(Spatial annotation entries)
## START
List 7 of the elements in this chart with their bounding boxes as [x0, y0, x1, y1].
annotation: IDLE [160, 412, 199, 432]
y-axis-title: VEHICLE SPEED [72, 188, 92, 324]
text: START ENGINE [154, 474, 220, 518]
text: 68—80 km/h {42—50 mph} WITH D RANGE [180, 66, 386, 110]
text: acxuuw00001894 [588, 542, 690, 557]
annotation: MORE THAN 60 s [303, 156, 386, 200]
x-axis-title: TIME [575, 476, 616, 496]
## END
## START
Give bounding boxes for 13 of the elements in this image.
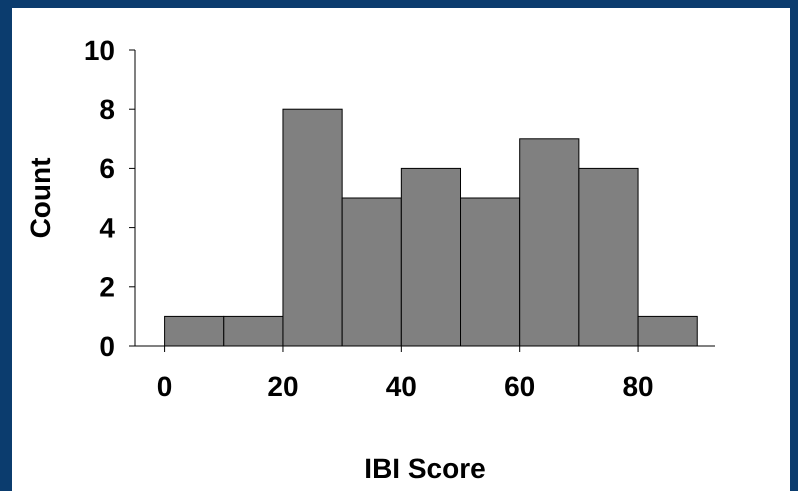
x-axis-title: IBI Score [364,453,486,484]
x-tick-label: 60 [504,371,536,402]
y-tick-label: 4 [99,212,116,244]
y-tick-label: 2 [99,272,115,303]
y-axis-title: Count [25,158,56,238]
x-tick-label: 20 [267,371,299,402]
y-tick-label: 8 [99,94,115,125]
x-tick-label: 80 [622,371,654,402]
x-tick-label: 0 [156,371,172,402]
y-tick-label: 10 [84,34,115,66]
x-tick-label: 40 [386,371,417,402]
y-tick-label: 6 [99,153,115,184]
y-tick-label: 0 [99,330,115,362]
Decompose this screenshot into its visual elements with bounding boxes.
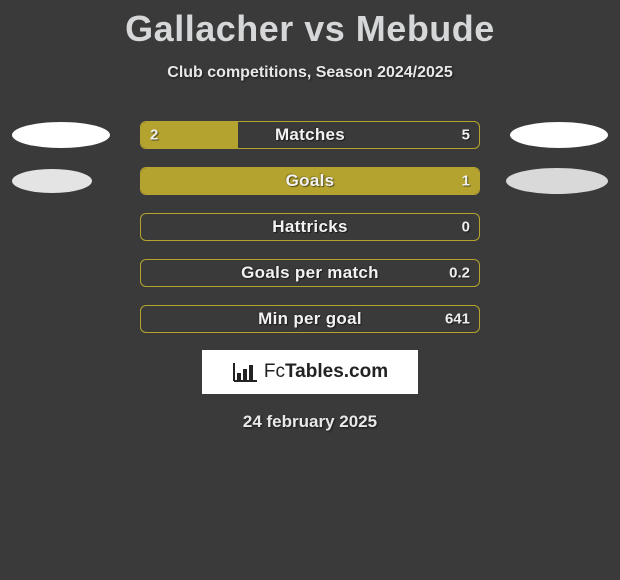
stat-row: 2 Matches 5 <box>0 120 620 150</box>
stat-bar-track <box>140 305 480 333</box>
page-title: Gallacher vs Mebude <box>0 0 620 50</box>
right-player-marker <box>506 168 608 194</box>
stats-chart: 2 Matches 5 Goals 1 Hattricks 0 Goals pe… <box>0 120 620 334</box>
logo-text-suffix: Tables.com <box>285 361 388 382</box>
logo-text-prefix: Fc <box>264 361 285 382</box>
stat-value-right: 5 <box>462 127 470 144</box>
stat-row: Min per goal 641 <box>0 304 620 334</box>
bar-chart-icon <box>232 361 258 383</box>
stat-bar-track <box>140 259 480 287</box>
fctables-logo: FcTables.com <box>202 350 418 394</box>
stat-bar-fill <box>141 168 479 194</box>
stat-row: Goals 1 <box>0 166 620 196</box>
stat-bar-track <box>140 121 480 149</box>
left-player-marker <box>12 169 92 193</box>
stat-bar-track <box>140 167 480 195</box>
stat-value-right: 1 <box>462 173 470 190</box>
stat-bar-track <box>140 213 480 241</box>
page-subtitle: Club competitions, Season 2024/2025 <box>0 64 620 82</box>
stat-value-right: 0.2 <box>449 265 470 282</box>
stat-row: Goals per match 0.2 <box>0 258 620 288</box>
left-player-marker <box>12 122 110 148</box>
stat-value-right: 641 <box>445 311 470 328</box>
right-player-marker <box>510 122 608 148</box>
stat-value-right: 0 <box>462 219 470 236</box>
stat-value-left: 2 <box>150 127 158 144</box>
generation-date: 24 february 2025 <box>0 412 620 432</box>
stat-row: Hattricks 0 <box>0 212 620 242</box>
## END
Reproduce without any changes the rows from the line containing "List 7 of the" through the line containing "text: acxuuw00001894 [588, 542, 690, 557]", including both of those lines.

List 7 of the elements in this chart with their bounding boxes as [x0, y0, x1, y1].
annotation: IDLE [160, 412, 199, 432]
y-axis-title: VEHICLE SPEED [72, 188, 92, 324]
text: START ENGINE [154, 474, 220, 518]
text: 68—80 km/h {42—50 mph} WITH D RANGE [180, 66, 386, 110]
text: acxuuw00001894 [588, 542, 690, 557]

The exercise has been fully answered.